[WORK INSTRUCTIONS]
Copy the material from its first line through the line containing "annotation: Gammel [367,180,443,204]", renaming every "y-tick-label" as "y-axis-label" and leaving all else unchanged.

·····

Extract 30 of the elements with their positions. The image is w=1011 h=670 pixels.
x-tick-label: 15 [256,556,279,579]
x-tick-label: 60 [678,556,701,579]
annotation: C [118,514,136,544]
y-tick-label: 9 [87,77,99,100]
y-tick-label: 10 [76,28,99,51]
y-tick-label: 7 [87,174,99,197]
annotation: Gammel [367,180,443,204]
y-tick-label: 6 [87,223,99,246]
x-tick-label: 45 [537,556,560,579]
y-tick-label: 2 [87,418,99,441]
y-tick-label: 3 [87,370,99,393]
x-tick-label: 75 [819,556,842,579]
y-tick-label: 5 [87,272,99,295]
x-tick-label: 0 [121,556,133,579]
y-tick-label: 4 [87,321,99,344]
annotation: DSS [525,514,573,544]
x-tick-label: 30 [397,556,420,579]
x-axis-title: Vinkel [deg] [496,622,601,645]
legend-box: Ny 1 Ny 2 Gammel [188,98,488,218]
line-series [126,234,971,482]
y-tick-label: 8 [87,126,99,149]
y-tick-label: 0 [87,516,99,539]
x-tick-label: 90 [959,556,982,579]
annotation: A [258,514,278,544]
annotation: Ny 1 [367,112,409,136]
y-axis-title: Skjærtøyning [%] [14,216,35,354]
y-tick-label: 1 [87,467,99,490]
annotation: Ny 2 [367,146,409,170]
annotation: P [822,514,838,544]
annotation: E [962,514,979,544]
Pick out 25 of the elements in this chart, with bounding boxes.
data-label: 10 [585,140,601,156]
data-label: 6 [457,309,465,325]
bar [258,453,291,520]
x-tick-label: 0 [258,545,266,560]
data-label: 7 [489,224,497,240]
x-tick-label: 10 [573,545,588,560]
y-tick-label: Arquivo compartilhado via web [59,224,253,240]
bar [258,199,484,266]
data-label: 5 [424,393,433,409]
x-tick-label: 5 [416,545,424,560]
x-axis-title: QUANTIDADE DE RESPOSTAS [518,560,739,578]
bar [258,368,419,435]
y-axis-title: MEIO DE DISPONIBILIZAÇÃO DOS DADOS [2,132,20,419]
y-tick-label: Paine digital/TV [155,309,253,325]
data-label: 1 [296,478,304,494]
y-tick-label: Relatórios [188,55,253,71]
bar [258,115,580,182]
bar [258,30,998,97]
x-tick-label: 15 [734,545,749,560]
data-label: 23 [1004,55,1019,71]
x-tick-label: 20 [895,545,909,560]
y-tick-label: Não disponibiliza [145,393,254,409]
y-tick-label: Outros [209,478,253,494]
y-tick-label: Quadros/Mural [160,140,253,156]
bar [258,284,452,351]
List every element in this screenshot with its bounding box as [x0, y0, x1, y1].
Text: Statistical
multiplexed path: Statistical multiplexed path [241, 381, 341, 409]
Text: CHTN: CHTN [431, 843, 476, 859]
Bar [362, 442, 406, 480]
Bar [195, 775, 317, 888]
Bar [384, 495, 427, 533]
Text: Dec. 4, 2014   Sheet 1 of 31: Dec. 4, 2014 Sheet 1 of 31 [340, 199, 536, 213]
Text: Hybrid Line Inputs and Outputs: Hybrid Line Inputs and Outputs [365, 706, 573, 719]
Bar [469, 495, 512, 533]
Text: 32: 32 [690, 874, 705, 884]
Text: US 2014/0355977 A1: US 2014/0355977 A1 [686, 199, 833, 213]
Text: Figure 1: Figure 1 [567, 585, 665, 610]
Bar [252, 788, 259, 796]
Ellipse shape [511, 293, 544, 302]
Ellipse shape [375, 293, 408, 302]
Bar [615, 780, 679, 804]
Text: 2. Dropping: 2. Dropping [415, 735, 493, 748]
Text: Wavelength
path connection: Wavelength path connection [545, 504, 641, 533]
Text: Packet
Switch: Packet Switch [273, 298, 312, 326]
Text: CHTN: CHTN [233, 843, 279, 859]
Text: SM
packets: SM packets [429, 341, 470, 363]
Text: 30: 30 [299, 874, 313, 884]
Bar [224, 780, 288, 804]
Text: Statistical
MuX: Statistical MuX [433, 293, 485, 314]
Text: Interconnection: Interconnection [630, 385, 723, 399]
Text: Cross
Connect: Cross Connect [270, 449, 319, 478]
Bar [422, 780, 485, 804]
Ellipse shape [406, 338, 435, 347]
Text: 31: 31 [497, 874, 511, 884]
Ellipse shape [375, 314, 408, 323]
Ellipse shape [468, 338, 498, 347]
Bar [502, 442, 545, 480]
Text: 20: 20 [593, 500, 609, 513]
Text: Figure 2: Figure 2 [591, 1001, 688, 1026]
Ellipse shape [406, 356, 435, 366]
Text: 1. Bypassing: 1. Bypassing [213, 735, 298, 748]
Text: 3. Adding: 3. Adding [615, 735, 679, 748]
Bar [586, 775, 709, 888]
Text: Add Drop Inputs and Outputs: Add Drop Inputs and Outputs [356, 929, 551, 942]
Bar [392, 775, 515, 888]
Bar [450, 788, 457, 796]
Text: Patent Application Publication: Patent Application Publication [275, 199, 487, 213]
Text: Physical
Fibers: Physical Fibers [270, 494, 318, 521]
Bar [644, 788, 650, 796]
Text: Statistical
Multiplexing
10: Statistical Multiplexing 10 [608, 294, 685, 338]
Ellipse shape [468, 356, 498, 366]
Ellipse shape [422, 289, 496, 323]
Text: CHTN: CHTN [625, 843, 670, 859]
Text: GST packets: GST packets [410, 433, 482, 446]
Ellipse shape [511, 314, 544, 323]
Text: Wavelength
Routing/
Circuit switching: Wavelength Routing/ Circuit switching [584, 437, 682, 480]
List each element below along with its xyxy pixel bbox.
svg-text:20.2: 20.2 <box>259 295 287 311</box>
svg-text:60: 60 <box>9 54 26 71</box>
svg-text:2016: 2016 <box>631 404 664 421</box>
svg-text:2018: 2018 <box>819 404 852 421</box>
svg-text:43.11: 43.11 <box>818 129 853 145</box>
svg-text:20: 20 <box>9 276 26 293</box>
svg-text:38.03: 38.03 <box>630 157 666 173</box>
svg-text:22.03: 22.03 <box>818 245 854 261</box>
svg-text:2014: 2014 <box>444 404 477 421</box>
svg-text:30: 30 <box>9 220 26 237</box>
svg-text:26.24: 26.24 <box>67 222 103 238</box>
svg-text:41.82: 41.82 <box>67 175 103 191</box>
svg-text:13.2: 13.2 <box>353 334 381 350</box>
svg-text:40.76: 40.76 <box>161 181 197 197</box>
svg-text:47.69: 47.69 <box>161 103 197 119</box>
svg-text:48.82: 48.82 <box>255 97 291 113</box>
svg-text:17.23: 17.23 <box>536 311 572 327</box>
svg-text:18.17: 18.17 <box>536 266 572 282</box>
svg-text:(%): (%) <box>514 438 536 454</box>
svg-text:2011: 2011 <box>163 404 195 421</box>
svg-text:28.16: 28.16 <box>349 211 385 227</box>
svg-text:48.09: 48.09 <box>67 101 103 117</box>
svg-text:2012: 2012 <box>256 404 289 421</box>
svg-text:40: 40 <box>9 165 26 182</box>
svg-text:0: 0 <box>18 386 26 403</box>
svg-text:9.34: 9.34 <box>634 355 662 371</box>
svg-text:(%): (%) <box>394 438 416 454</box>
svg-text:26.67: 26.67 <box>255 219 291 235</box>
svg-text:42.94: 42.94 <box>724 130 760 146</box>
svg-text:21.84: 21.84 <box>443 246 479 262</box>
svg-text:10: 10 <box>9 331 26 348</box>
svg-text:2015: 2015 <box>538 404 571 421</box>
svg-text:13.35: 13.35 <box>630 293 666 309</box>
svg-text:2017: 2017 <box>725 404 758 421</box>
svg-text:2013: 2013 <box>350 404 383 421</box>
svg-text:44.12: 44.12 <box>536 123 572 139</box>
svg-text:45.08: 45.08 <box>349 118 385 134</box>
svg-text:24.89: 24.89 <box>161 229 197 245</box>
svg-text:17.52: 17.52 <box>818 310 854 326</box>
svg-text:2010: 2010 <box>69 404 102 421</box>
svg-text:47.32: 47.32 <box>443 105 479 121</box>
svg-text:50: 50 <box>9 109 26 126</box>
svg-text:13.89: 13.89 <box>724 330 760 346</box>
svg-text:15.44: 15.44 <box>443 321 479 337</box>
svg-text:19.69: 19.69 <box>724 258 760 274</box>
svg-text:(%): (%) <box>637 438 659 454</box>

·····

[TASK ANSWER]
Extract 30 of the elements with their positions. The image is w=1011 h=670 pixels.
x-tick-label: 15 [256,556,279,579]
x-tick-label: 60 [678,556,701,579]
annotation: C [118,514,136,544]
y-axis-label: 9 [87,77,99,100]
y-axis-label: 10 [76,28,99,51]
y-axis-label: 7 [87,174,99,197]
annotation: Gammel [367,180,443,204]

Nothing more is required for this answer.